▸ **SET TASK**
Replace "Nathan Zheng" with "Nate Zheng" wherever it occurs in the entries below, and reproduce the entries with everything else unchanged.
## start MATERIAL FOR THIS TASK
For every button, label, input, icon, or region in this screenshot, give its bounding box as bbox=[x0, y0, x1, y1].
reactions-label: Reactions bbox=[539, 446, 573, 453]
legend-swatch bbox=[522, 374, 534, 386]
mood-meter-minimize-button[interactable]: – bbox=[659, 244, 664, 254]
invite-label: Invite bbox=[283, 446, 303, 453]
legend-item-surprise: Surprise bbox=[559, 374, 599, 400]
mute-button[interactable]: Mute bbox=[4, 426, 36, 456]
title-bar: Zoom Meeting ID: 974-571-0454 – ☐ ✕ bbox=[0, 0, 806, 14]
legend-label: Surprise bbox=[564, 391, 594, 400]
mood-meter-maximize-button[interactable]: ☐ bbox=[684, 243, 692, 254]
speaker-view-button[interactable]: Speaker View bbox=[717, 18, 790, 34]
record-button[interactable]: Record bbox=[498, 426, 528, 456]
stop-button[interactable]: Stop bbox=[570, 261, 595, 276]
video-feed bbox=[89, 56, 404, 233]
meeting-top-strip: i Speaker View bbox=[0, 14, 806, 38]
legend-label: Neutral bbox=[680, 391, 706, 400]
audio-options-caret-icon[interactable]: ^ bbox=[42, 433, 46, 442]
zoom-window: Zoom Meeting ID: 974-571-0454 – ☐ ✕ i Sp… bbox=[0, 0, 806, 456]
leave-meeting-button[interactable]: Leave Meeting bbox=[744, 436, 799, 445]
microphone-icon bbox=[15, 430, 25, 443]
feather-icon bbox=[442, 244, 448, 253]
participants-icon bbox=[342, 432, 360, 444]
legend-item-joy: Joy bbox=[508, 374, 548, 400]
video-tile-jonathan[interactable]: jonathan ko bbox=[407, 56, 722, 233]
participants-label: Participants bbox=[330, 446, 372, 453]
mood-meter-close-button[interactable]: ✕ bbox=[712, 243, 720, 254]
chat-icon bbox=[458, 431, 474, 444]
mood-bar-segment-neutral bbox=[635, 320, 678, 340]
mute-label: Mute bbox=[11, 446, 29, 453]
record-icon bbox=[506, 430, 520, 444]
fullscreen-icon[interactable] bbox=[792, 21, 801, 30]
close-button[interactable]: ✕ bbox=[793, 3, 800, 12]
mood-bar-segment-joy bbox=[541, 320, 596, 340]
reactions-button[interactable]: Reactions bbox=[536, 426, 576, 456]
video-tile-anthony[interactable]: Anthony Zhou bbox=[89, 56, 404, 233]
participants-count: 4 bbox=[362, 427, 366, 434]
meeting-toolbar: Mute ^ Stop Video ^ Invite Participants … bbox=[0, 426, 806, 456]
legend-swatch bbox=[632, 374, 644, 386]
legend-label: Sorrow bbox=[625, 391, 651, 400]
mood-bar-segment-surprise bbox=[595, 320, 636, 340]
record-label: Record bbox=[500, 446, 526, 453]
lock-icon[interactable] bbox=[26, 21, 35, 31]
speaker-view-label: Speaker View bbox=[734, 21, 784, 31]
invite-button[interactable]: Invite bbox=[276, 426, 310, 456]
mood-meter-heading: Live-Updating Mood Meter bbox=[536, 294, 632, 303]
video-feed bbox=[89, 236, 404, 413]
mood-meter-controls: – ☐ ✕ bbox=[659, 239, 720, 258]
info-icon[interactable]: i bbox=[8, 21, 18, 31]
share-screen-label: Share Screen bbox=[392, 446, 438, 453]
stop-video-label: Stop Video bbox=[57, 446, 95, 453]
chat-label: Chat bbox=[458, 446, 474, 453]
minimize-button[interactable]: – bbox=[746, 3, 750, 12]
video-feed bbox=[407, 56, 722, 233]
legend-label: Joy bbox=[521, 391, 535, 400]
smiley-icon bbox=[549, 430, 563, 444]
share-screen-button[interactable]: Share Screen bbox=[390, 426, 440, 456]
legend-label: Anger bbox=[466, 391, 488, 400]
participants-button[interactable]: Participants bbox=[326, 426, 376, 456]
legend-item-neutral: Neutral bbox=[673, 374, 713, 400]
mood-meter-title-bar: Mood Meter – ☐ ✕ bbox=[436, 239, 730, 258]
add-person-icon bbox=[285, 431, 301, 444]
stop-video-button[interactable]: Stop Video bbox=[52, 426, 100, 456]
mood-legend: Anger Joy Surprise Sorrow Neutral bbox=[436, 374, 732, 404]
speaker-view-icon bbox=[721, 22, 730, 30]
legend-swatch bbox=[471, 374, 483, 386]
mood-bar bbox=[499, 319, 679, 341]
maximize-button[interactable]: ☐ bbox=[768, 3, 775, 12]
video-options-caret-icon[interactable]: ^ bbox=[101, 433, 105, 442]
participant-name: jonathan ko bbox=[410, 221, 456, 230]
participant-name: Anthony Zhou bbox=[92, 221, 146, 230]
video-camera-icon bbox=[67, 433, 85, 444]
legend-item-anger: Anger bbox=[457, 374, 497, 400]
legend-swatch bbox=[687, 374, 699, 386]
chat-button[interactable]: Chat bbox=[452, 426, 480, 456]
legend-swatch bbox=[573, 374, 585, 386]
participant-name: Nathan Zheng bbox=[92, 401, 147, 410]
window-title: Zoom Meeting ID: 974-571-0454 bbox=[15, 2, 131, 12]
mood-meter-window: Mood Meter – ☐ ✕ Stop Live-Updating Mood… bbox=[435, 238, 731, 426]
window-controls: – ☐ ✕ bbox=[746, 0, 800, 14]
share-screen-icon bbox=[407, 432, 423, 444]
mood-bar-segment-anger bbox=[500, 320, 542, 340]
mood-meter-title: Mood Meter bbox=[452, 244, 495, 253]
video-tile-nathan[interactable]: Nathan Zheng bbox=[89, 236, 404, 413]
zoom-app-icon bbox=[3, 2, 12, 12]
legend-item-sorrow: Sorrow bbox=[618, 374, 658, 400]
## end MATERIAL FOR THIS TASK
▸ **RESPONSE TO THE TASK**
For every button, label, input, icon, or region in this screenshot, give its bounding box as bbox=[x0, y0, x1, y1].
reactions-label: Reactions bbox=[539, 446, 573, 453]
legend-swatch bbox=[522, 374, 534, 386]
mood-meter-minimize-button[interactable]: – bbox=[659, 244, 664, 254]
invite-label: Invite bbox=[283, 446, 303, 453]
legend-item-surprise: Surprise bbox=[559, 374, 599, 400]
mute-button[interactable]: Mute bbox=[4, 426, 36, 456]
title-bar: Zoom Meeting ID: 974-571-0454 – ☐ ✕ bbox=[0, 0, 806, 14]
legend-label: Surprise bbox=[564, 391, 594, 400]
mood-meter-maximize-button[interactable]: ☐ bbox=[684, 243, 692, 254]
speaker-view-button[interactable]: Speaker View bbox=[717, 18, 790, 34]
record-button[interactable]: Record bbox=[498, 426, 528, 456]
stop-button[interactable]: Stop bbox=[570, 261, 595, 276]
video-feed bbox=[89, 56, 404, 233]
meeting-top-strip: i Speaker View bbox=[0, 14, 806, 38]
legend-label: Neutral bbox=[680, 391, 706, 400]
audio-options-caret-icon[interactable]: ^ bbox=[42, 433, 46, 442]
zoom-window: Zoom Meeting ID: 974-571-0454 – ☐ ✕ i Sp… bbox=[0, 0, 806, 456]
leave-meeting-button[interactable]: Leave Meeting bbox=[744, 436, 799, 445]
microphone-icon bbox=[15, 430, 25, 443]
feather-icon bbox=[442, 244, 448, 253]
participants-icon bbox=[342, 432, 360, 444]
legend-item-joy: Joy bbox=[508, 374, 548, 400]
video-tile-jonathan[interactable]: jonathan ko bbox=[407, 56, 722, 233]
participants-label: Participants bbox=[330, 446, 372, 453]
mood-meter-close-button[interactable]: ✕ bbox=[712, 243, 720, 254]
chat-icon bbox=[458, 431, 474, 444]
mood-bar-segment-neutral bbox=[635, 320, 678, 340]
mute-label: Mute bbox=[11, 446, 29, 453]
record-icon bbox=[506, 430, 520, 444]
fullscreen-icon[interactable] bbox=[792, 21, 801, 30]
close-button[interactable]: ✕ bbox=[793, 3, 800, 12]
mood-bar-segment-joy bbox=[541, 320, 596, 340]
reactions-button[interactable]: Reactions bbox=[536, 426, 576, 456]
video-tile-anthony[interactable]: Anthony Zhou bbox=[89, 56, 404, 233]
participants-count: 4 bbox=[362, 427, 366, 434]
meeting-toolbar: Mute ^ Stop Video ^ Invite Participants … bbox=[0, 426, 806, 456]
legend-swatch bbox=[632, 374, 644, 386]
legend-label: Sorrow bbox=[625, 391, 651, 400]
mood-bar-segment-surprise bbox=[595, 320, 636, 340]
record-label: Record bbox=[500, 446, 526, 453]
lock-icon[interactable] bbox=[26, 21, 35, 31]
speaker-view-label: Speaker View bbox=[734, 21, 784, 31]
invite-button[interactable]: Invite bbox=[276, 426, 310, 456]
mood-meter-heading: Live-Updating Mood Meter bbox=[536, 294, 632, 303]
video-feed bbox=[89, 236, 404, 413]
mood-meter-controls: – ☐ ✕ bbox=[659, 239, 720, 258]
info-icon[interactable]: i bbox=[8, 21, 18, 31]
share-screen-label: Share Screen bbox=[392, 446, 438, 453]
stop-video-label: Stop Video bbox=[57, 446, 95, 453]
chat-label: Chat bbox=[458, 446, 474, 453]
minimize-button[interactable]: – bbox=[746, 3, 750, 12]
video-feed bbox=[407, 56, 722, 233]
legend-label: Joy bbox=[521, 391, 535, 400]
smiley-icon bbox=[549, 430, 563, 444]
share-screen-button[interactable]: Share Screen bbox=[390, 426, 440, 456]
legend-label: Anger bbox=[466, 391, 488, 400]
participants-button[interactable]: Participants bbox=[326, 426, 376, 456]
legend-item-neutral: Neutral bbox=[673, 374, 713, 400]
mood-meter-title-bar: Mood Meter – ☐ ✕ bbox=[436, 239, 730, 258]
add-person-icon bbox=[285, 431, 301, 444]
stop-video-button[interactable]: Stop Video bbox=[52, 426, 100, 456]
mood-legend: Anger Joy Surprise Sorrow Neutral bbox=[436, 374, 732, 404]
speaker-view-icon bbox=[721, 22, 730, 30]
legend-swatch bbox=[471, 374, 483, 386]
mood-bar bbox=[499, 319, 679, 341]
maximize-button[interactable]: ☐ bbox=[768, 3, 775, 12]
video-options-caret-icon[interactable]: ^ bbox=[101, 433, 105, 442]
participant-name: jonathan ko bbox=[410, 221, 456, 230]
participant-name: Anthony Zhou bbox=[92, 221, 146, 230]
video-camera-icon bbox=[67, 433, 85, 444]
legend-item-anger: Anger bbox=[457, 374, 497, 400]
legend-swatch bbox=[687, 374, 699, 386]
chat-button[interactable]: Chat bbox=[452, 426, 480, 456]
legend-swatch bbox=[573, 374, 585, 386]
participant-name: Nate Zheng bbox=[92, 401, 147, 410]
window-title: Zoom Meeting ID: 974-571-0454 bbox=[15, 2, 131, 12]
mood-meter-window: Mood Meter – ☐ ✕ Stop Live-Updating Mood… bbox=[435, 238, 731, 426]
window-controls: – ☐ ✕ bbox=[746, 0, 800, 14]
share-screen-icon bbox=[407, 432, 423, 444]
mood-bar-segment-anger bbox=[500, 320, 542, 340]
mood-meter-title: Mood Meter bbox=[452, 244, 495, 253]
video-tile-nathan[interactable]: Nate Zheng bbox=[89, 236, 404, 413]
zoom-app-icon bbox=[3, 2, 12, 12]
legend-item-sorrow: Sorrow bbox=[618, 374, 658, 400]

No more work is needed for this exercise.